What to work on: Transcribe the material verbatim in full; the pictures do not belong in the copy.

## Begin

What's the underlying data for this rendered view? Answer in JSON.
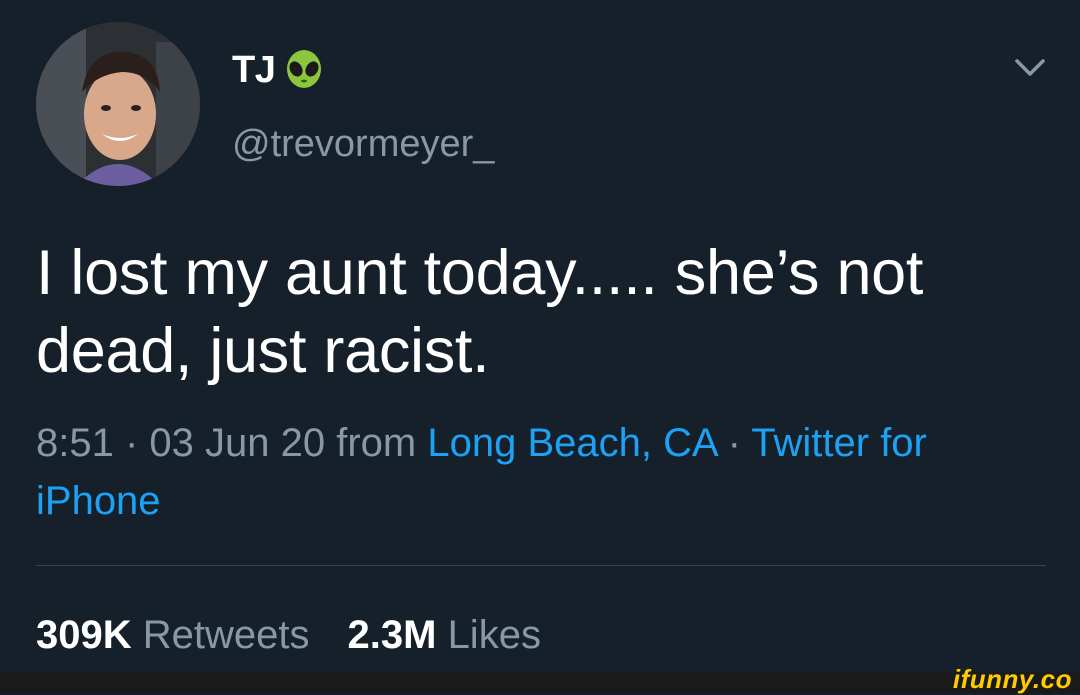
{
  "user": {
    "display_name": "TJ",
    "display_name_emoji_icon": "alien-icon",
    "handle": "@trevormeyer_",
    "avatar_icon": "avatar-photo"
  },
  "header": {
    "menu_icon": "chevron-down-icon"
  },
  "tweet": {
    "text": "I lost my aunt today..... she’s not dead, just racist."
  },
  "meta": {
    "time": "8:51",
    "separator1": " · ",
    "date": "03 Jun 20",
    "from_label": " from ",
    "location": "Long Beach, CA",
    "separator2": " · ",
    "source": "Twitter for iPhone"
  },
  "stats": {
    "retweets_count": "309K",
    "retweets_label": "Retweets",
    "likes_count": "2.3M",
    "likes_label": "Likes"
  },
  "watermark": {
    "text": "ifunny.co"
  },
  "colors": {
    "background": "#15202b",
    "primary_text": "#ffffff",
    "secondary_text": "#8899a6",
    "link": "#1da1f2",
    "divider": "#38444d",
    "watermark": "#ffcc00"
  }
}
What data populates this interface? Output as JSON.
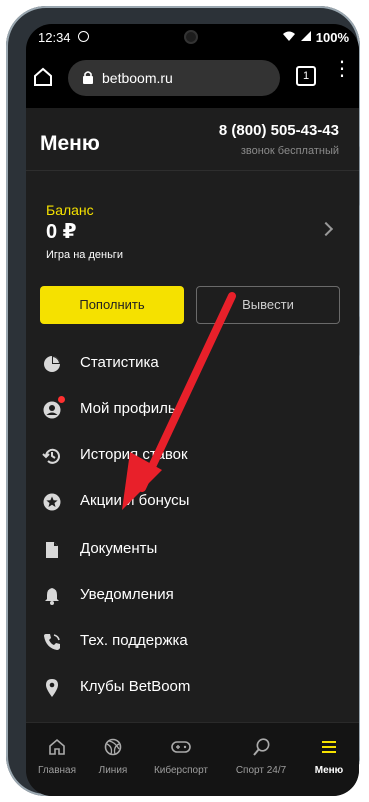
{
  "status_bar": {
    "time": "12:34",
    "battery": "100%"
  },
  "browser": {
    "url": "betboom.ru",
    "tabs_count": "1"
  },
  "header": {
    "title": "Меню",
    "phone": "8 (800) 505-43-43",
    "phone_note": "звонок бесплатный"
  },
  "balance": {
    "label": "Баланс",
    "value": "0 ₽",
    "note": "Игра на деньги",
    "deposit_label": "Пополнить",
    "withdraw_label": "Вывести"
  },
  "menu": [
    {
      "label": "Статистика",
      "icon": "pie-chart-icon"
    },
    {
      "label": "Мой профиль",
      "icon": "profile-icon"
    },
    {
      "label": "История ставок",
      "icon": "history-icon"
    },
    {
      "label": "Акции и бонусы",
      "icon": "star-icon"
    },
    {
      "label": "Документы",
      "icon": "document-icon"
    },
    {
      "label": "Уведомления",
      "icon": "bell-icon"
    },
    {
      "label": "Тех. поддержка",
      "icon": "phone-icon"
    },
    {
      "label": "Клубы BetBoom",
      "icon": "location-icon"
    }
  ],
  "bottom_nav": [
    {
      "label": "Главная",
      "icon": "home-icon"
    },
    {
      "label": "Линия",
      "icon": "ball-icon"
    },
    {
      "label": "Киберспорт",
      "icon": "gamepad-icon"
    },
    {
      "label": "Спорт 24/7",
      "icon": "racket-icon"
    },
    {
      "label": "Меню",
      "icon": "menu-icon"
    }
  ],
  "colors": {
    "accent": "#f5e100",
    "background": "#1e1e1e",
    "annotation_arrow": "#e8202a"
  }
}
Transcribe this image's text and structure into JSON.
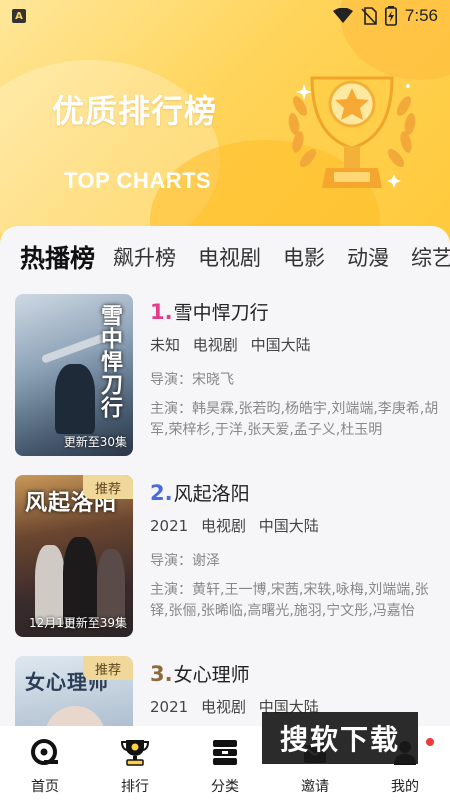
{
  "status": {
    "time": "7:56",
    "app_icon_letter": "A"
  },
  "banner": {
    "title": "优质排行榜",
    "subtitle": "TOP CHARTS"
  },
  "tabs": [
    {
      "label": "热播榜",
      "active": true
    },
    {
      "label": "飙升榜",
      "active": false
    },
    {
      "label": "电视剧",
      "active": false
    },
    {
      "label": "电影",
      "active": false
    },
    {
      "label": "动漫",
      "active": false
    },
    {
      "label": "综艺",
      "active": false
    }
  ],
  "items": [
    {
      "rank": "1.",
      "title": "雪中悍刀行",
      "year": "未知",
      "type": "电视剧",
      "region": "中国大陆",
      "director": "导演：宋晓飞",
      "cast": "主演：韩昊霖,张若昀,杨皓宇,刘端端,李庚希,胡军,荣梓杉,于洋,张天爱,孟子义,杜玉明",
      "badge": "",
      "episodes": "更新至30集",
      "poster_text": "雪中悍刀行",
      "poster_date": ""
    },
    {
      "rank": "2.",
      "title": "风起洛阳",
      "year": "2021",
      "type": "电视剧",
      "region": "中国大陆",
      "director": "导演：谢泽",
      "cast": "主演：黄轩,王一博,宋茜,宋轶,咏梅,刘端端,张铎,张俪,张晞临,高曙光,施羽,宁文彤,冯嘉怡",
      "badge": "推荐",
      "episodes": "更新至39集",
      "poster_text": "风起洛阳",
      "poster_date": "12月1日"
    },
    {
      "rank": "3.",
      "title": "女心理师",
      "year": "2021",
      "type": "电视剧",
      "region": "中国大陆",
      "director": "",
      "cast": "",
      "badge": "推荐",
      "episodes": "",
      "poster_text": "女心理师",
      "poster_date": ""
    }
  ],
  "watermark": "搜软下载",
  "nav": [
    {
      "label": "首页",
      "icon": "home-icon"
    },
    {
      "label": "排行",
      "icon": "trophy-icon"
    },
    {
      "label": "分类",
      "icon": "category-icon"
    },
    {
      "label": "邀请",
      "icon": "invite-icon"
    },
    {
      "label": "我的",
      "icon": "profile-icon"
    }
  ],
  "colors": {
    "banner": "#ffd45a",
    "rank1": "#e23c8a",
    "rank2": "#4a6ae0",
    "rank3": "#8d6a3c",
    "badge": "#f0d79a"
  }
}
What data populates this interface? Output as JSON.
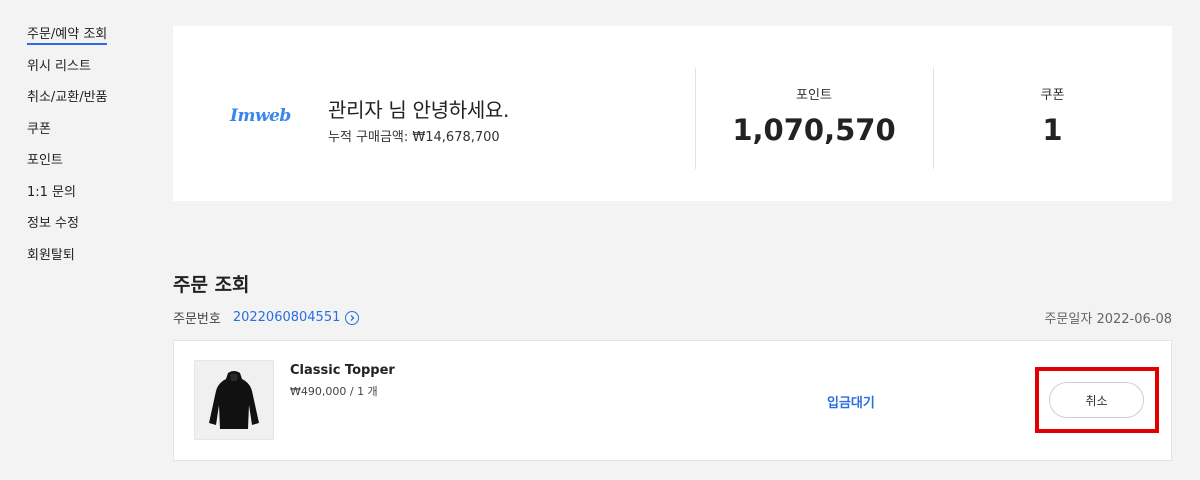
{
  "sidebar": {
    "items": [
      {
        "label": "주문/예약 조회",
        "active": true
      },
      {
        "label": "위시 리스트"
      },
      {
        "label": "취소/교환/반품"
      },
      {
        "label": "쿠폰"
      },
      {
        "label": "포인트"
      },
      {
        "label": "1:1 문의"
      },
      {
        "label": "정보 수정"
      },
      {
        "label": "회원탈퇴"
      }
    ]
  },
  "summary": {
    "logo": "Imweb",
    "greeting": "관리자 님 안녕하세요.",
    "total_purchase": "누적 구매금액: ₩14,678,700",
    "points_label": "포인트",
    "points_value": "1,070,570",
    "coupons_label": "쿠폰",
    "coupons_value": "1"
  },
  "order": {
    "section_title": "주문 조회",
    "order_number_label": "주문번호",
    "order_number": "2022060804551",
    "order_date": "주문일자 2022-06-08",
    "item": {
      "name": "Classic Topper",
      "price_qty": "₩490,000 / 1 개",
      "status": "입금대기",
      "cancel_label": "취소"
    }
  },
  "colors": {
    "accent": "#2a6ee0",
    "highlight": "#e00000",
    "background": "#f3f3f3"
  }
}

## End

Written response:
What's the underlying data for this rendered view? Answer in JSON.
{
  "user": {
    "display_name": "TJ",
    "display_name_emoji_icon": "alien-icon",
    "handle": "@trevormeyer_",
    "avatar_icon": "avatar-photo"
  },
  "header": {
    "menu_icon": "chevron-down-icon"
  },
  "tweet": {
    "text": "I lost my aunt today..... she’s not dead, just racist."
  },
  "meta": {
    "time": "8:51",
    "separator1": " · ",
    "date": "03 Jun 20",
    "from_label": " from ",
    "location": "Long Beach, CA",
    "separator2": " · ",
    "source": "Twitter for iPhone"
  },
  "stats": {
    "retweets_count": "309K",
    "retweets_label": "Retweets",
    "likes_count": "2.3M",
    "likes_label": "Likes"
  },
  "watermark": {
    "text": "ifunny.co"
  },
  "colors": {
    "background": "#15202b",
    "primary_text": "#ffffff",
    "secondary_text": "#8899a6",
    "link": "#1da1f2",
    "divider": "#38444d",
    "watermark": "#ffcc00"
  }
}
What data populates this interface? Output as JSON.
{
  "status_bar": {
    "time": "12:34",
    "battery": "100%"
  },
  "browser": {
    "url": "betboom.ru",
    "tabs_count": "1"
  },
  "header": {
    "title": "Меню",
    "phone": "8 (800) 505-43-43",
    "phone_note": "звонок бесплатный"
  },
  "balance": {
    "label": "Баланс",
    "value": "0 ₽",
    "note": "Игра на деньги",
    "deposit_label": "Пополнить",
    "withdraw_label": "Вывести"
  },
  "menu": [
    {
      "label": "Статистика",
      "icon": "pie-chart-icon"
    },
    {
      "label": "Мой профиль",
      "icon": "profile-icon"
    },
    {
      "label": "История ставок",
      "icon": "history-icon"
    },
    {
      "label": "Акции и бонусы",
      "icon": "star-icon"
    },
    {
      "label": "Документы",
      "icon": "document-icon"
    },
    {
      "label": "Уведомления",
      "icon": "bell-icon"
    },
    {
      "label": "Тех. поддержка",
      "icon": "phone-icon"
    },
    {
      "label": "Клубы BetBoom",
      "icon": "location-icon"
    }
  ],
  "bottom_nav": [
    {
      "label": "Главная",
      "icon": "home-icon"
    },
    {
      "label": "Линия",
      "icon": "ball-icon"
    },
    {
      "label": "Киберспорт",
      "icon": "gamepad-icon"
    },
    {
      "label": "Спорт 24/7",
      "icon": "racket-icon"
    },
    {
      "label": "Меню",
      "icon": "menu-icon"
    }
  ],
  "colors": {
    "accent": "#f5e100",
    "background": "#1e1e1e",
    "annotation_arrow": "#e8202a"
  }
}
Transcribe this image's text and structure into JSON.
{
  "status": {
    "time": "7:56",
    "app_icon_letter": "A"
  },
  "banner": {
    "title": "优质排行榜",
    "subtitle": "TOP CHARTS"
  },
  "tabs": [
    {
      "label": "热播榜",
      "active": true
    },
    {
      "label": "飙升榜",
      "active": false
    },
    {
      "label": "电视剧",
      "active": false
    },
    {
      "label": "电影",
      "active": false
    },
    {
      "label": "动漫",
      "active": false
    },
    {
      "label": "综艺",
      "active": false
    }
  ],
  "items": [
    {
      "rank": "1.",
      "title": "雪中悍刀行",
      "year": "未知",
      "type": "电视剧",
      "region": "中国大陆",
      "director": "导演：宋晓飞",
      "cast": "主演：韩昊霖,张若昀,杨皓宇,刘端端,李庚希,胡军,荣梓杉,于洋,张天爱,孟子义,杜玉明",
      "badge": "",
      "episodes": "更新至30集",
      "poster_text": "雪中悍刀行",
      "poster_date": ""
    },
    {
      "rank": "2.",
      "title": "风起洛阳",
      "year": "2021",
      "type": "电视剧",
      "region": "中国大陆",
      "director": "导演：谢泽",
      "cast": "主演：黄轩,王一博,宋茜,宋轶,咏梅,刘端端,张铎,张俪,张晞临,高曙光,施羽,宁文彤,冯嘉怡",
      "badge": "推荐",
      "episodes": "更新至39集",
      "poster_text": "风起洛阳",
      "poster_date": "12月1日"
    },
    {
      "rank": "3.",
      "title": "女心理师",
      "year": "2021",
      "type": "电视剧",
      "region": "中国大陆",
      "director": "",
      "cast": "",
      "badge": "推荐",
      "episodes": "",
      "poster_text": "女心理师",
      "poster_date": ""
    }
  ],
  "watermark": "搜软下载",
  "nav": [
    {
      "label": "首页",
      "icon": "home-icon"
    },
    {
      "label": "排行",
      "icon": "trophy-icon"
    },
    {
      "label": "分类",
      "icon": "category-icon"
    },
    {
      "label": "邀请",
      "icon": "invite-icon"
    },
    {
      "label": "我的",
      "icon": "profile-icon"
    }
  ],
  "colors": {
    "banner": "#ffd45a",
    "rank1": "#e23c8a",
    "rank2": "#4a6ae0",
    "rank3": "#8d6a3c",
    "badge": "#f0d79a"
  }
}
What data populates this interface? Output as JSON.
{
  "sidebar": {
    "items": [
      {
        "label": "주문/예약 조회",
        "active": true
      },
      {
        "label": "위시 리스트"
      },
      {
        "label": "취소/교환/반품"
      },
      {
        "label": "쿠폰"
      },
      {
        "label": "포인트"
      },
      {
        "label": "1:1 문의"
      },
      {
        "label": "정보 수정"
      },
      {
        "label": "회원탈퇴"
      }
    ]
  },
  "summary": {
    "logo": "Imweb",
    "greeting": "관리자 님 안녕하세요.",
    "total_purchase": "누적 구매금액: ₩14,678,700",
    "points_label": "포인트",
    "points_value": "1,070,570",
    "coupons_label": "쿠폰",
    "coupons_value": "1"
  },
  "order": {
    "section_title": "주문 조회",
    "order_number_label": "주문번호",
    "order_number": "2022060804551",
    "order_date": "주문일자 2022-06-08",
    "item": {
      "name": "Classic Topper",
      "price_qty": "₩490,000 / 1 개",
      "status": "입금대기",
      "cancel_label": "취소"
    }
  },
  "colors": {
    "accent": "#2a6ee0",
    "highlight": "#e00000",
    "background": "#f3f3f3"
  }
}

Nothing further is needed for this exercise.